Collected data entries
_____
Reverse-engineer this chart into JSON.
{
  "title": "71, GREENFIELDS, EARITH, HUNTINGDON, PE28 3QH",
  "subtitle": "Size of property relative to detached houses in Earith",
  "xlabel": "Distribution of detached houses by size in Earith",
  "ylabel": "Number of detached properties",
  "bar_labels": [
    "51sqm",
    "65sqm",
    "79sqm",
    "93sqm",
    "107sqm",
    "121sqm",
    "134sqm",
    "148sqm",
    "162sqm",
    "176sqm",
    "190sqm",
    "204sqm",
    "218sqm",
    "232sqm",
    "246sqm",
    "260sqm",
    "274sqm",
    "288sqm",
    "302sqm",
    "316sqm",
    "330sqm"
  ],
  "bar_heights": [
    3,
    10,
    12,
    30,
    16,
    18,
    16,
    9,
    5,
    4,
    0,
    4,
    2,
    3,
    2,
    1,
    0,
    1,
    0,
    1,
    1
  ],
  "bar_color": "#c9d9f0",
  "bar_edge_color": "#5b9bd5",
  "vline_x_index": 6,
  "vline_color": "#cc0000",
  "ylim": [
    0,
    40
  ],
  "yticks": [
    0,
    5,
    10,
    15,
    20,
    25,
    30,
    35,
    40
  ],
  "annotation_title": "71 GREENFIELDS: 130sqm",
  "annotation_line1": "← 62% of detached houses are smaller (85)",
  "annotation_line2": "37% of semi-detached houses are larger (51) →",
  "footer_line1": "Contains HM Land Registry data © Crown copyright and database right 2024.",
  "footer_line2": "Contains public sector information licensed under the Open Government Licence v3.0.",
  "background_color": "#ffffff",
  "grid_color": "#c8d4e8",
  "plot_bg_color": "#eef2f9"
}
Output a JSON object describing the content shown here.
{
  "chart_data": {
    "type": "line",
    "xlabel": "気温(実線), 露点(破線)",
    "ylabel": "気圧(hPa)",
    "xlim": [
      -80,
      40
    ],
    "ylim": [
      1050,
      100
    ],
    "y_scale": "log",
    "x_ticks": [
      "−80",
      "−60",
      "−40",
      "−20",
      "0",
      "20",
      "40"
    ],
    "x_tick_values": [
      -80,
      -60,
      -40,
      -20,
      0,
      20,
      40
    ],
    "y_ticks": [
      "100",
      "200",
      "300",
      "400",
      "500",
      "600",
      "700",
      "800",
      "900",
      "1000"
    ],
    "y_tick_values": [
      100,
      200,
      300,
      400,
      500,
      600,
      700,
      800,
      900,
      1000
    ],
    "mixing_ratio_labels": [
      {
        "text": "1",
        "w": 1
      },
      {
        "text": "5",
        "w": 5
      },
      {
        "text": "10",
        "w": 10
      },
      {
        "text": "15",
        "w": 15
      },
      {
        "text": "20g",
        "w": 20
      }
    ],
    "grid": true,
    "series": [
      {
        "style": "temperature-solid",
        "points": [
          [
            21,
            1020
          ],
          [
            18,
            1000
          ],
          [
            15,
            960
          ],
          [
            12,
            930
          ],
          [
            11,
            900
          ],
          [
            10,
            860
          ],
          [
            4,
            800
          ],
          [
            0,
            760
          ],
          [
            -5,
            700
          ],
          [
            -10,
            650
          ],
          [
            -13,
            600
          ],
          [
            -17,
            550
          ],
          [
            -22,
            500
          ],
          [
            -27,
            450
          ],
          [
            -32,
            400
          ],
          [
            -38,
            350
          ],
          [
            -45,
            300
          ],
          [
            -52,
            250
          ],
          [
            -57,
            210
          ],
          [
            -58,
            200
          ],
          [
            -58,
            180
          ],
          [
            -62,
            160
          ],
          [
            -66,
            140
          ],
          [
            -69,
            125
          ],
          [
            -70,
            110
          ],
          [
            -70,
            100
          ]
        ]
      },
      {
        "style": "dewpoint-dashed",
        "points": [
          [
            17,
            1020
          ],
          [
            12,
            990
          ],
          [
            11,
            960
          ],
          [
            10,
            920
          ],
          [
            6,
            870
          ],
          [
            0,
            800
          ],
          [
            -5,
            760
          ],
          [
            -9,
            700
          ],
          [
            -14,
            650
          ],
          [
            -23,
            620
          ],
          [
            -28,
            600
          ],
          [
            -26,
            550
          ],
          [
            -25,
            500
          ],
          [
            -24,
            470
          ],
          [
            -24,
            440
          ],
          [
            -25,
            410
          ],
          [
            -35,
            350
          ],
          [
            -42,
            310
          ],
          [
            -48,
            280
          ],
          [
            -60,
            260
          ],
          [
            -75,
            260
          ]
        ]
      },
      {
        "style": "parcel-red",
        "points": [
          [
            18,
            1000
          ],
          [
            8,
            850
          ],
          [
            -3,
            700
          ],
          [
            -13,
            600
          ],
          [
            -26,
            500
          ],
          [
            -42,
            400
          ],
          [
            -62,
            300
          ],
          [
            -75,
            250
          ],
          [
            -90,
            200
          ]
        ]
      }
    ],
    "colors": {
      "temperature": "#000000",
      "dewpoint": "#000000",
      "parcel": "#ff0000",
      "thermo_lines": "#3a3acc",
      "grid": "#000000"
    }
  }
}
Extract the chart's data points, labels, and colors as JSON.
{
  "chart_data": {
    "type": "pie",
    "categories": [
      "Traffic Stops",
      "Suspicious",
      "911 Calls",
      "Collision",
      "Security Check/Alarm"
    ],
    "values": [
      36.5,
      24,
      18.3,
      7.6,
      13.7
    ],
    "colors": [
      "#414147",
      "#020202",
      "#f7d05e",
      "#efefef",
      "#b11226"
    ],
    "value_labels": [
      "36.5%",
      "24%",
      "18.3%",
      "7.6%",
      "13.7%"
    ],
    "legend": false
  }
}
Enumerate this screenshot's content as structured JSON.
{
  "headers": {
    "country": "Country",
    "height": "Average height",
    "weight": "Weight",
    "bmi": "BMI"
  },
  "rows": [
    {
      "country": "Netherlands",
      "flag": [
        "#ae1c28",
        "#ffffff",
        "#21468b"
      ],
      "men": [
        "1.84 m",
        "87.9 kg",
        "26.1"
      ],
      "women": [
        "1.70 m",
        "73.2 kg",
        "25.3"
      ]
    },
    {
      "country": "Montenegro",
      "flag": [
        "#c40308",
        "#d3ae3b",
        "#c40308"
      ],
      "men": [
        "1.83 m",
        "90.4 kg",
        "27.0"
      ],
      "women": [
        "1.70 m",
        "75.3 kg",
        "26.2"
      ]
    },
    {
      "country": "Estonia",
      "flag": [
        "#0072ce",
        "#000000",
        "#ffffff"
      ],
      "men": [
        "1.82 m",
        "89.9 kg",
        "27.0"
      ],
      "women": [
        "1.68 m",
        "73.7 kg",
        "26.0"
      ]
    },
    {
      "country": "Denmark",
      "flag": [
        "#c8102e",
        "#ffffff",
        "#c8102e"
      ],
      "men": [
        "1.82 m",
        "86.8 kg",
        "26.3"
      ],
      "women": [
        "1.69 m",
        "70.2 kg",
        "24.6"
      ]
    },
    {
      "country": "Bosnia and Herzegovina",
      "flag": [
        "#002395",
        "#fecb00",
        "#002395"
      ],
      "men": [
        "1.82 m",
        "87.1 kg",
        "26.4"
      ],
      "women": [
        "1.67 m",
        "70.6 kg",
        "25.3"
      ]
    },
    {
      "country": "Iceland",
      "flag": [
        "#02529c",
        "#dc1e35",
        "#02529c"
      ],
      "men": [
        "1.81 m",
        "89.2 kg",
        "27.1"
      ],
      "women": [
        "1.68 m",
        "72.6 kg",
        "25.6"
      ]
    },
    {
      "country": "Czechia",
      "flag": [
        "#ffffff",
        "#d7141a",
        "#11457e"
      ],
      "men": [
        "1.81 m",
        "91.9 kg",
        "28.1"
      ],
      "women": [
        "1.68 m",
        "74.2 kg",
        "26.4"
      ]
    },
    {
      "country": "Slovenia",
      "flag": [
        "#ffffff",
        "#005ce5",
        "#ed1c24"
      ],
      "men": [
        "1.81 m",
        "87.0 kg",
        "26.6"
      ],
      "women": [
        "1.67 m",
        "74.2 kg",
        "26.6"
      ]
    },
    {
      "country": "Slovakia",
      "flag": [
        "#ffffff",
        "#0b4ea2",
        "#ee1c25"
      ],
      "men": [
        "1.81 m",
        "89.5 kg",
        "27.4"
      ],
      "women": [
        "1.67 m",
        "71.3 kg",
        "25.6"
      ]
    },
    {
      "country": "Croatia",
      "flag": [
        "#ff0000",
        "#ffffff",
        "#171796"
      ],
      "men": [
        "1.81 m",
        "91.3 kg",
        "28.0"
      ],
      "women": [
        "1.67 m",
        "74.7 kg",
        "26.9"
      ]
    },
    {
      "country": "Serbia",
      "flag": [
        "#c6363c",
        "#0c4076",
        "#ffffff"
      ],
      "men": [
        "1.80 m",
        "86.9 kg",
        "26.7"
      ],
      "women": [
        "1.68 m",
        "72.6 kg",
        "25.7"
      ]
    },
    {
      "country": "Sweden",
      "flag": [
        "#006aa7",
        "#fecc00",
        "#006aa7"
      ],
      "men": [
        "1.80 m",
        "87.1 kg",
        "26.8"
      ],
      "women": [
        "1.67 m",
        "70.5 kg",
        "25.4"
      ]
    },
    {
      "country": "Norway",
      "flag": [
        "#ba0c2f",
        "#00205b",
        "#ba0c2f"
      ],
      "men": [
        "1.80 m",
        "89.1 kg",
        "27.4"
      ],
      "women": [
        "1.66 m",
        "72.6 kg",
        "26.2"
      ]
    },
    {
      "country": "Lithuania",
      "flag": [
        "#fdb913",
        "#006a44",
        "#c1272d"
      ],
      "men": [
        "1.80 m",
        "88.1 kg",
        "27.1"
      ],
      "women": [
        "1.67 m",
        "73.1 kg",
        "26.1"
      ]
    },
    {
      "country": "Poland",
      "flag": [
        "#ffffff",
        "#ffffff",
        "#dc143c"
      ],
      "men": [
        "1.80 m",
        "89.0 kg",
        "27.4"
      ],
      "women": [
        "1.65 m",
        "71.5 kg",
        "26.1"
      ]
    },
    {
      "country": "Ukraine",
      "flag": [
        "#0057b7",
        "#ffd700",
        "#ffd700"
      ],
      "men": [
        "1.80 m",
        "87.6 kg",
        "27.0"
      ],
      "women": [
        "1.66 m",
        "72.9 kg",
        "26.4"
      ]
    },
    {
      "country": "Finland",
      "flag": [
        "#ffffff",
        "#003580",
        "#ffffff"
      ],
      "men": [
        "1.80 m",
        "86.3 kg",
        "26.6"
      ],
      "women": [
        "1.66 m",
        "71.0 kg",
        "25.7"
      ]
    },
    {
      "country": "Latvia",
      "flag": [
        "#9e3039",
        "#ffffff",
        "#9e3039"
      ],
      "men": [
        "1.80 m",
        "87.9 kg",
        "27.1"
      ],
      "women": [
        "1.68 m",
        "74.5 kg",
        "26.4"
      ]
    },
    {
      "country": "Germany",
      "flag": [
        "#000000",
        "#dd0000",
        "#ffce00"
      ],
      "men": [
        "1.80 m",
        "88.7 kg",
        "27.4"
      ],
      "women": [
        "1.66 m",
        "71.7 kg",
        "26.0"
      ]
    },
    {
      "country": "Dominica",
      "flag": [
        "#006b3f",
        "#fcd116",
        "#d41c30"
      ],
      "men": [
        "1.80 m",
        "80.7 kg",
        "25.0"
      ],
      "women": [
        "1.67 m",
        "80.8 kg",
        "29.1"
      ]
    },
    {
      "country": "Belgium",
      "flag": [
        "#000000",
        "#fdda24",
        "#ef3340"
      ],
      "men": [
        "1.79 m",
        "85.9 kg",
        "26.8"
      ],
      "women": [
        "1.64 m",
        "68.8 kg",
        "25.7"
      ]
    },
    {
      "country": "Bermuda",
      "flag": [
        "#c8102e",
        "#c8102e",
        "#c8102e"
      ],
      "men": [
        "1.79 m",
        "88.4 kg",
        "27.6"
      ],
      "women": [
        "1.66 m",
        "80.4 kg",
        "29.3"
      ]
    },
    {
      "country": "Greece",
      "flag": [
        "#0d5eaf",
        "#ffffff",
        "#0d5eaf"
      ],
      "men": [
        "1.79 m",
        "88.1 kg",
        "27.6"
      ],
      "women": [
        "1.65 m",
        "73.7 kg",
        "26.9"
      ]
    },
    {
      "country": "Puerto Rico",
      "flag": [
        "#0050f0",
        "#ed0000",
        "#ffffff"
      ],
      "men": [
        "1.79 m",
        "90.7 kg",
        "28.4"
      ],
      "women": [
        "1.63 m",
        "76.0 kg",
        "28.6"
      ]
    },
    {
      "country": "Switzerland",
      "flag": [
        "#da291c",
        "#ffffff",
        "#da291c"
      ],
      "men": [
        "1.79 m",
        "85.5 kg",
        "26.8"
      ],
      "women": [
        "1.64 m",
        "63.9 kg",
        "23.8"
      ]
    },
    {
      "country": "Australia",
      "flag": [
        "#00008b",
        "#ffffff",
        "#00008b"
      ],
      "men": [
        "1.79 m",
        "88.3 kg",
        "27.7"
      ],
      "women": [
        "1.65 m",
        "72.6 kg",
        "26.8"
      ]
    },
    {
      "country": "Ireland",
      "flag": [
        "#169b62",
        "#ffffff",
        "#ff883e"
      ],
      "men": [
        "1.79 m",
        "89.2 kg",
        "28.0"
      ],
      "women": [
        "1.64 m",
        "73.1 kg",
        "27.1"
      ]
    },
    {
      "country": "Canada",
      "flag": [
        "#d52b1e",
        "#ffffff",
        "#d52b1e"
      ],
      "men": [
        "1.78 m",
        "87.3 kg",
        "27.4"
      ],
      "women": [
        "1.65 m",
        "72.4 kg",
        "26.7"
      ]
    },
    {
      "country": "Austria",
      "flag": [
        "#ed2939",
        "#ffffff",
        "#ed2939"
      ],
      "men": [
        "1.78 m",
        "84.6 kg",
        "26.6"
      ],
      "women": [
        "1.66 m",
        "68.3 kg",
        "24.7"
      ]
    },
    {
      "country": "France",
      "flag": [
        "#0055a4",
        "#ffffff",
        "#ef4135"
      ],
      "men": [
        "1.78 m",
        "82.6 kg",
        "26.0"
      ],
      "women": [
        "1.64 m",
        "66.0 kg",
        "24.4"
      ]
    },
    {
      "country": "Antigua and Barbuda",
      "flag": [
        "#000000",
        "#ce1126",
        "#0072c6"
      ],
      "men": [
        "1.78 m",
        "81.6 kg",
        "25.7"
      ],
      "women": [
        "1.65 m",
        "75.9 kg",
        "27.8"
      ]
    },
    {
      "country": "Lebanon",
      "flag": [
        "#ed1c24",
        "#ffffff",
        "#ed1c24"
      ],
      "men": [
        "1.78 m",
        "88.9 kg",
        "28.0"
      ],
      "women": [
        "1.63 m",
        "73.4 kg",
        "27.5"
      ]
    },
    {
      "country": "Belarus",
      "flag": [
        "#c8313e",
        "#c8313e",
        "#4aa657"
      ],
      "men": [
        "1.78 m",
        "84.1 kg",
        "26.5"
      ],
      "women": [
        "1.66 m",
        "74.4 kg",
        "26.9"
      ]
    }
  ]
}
_____
WORK TO COMPLETE — Extract all lines from the data in which "style" is found.

RESULT FOR THIS EXERCISE —
        "style": "temperature-solid",
        "style": "dewpoint-dashed",
        "style": "parcel-red",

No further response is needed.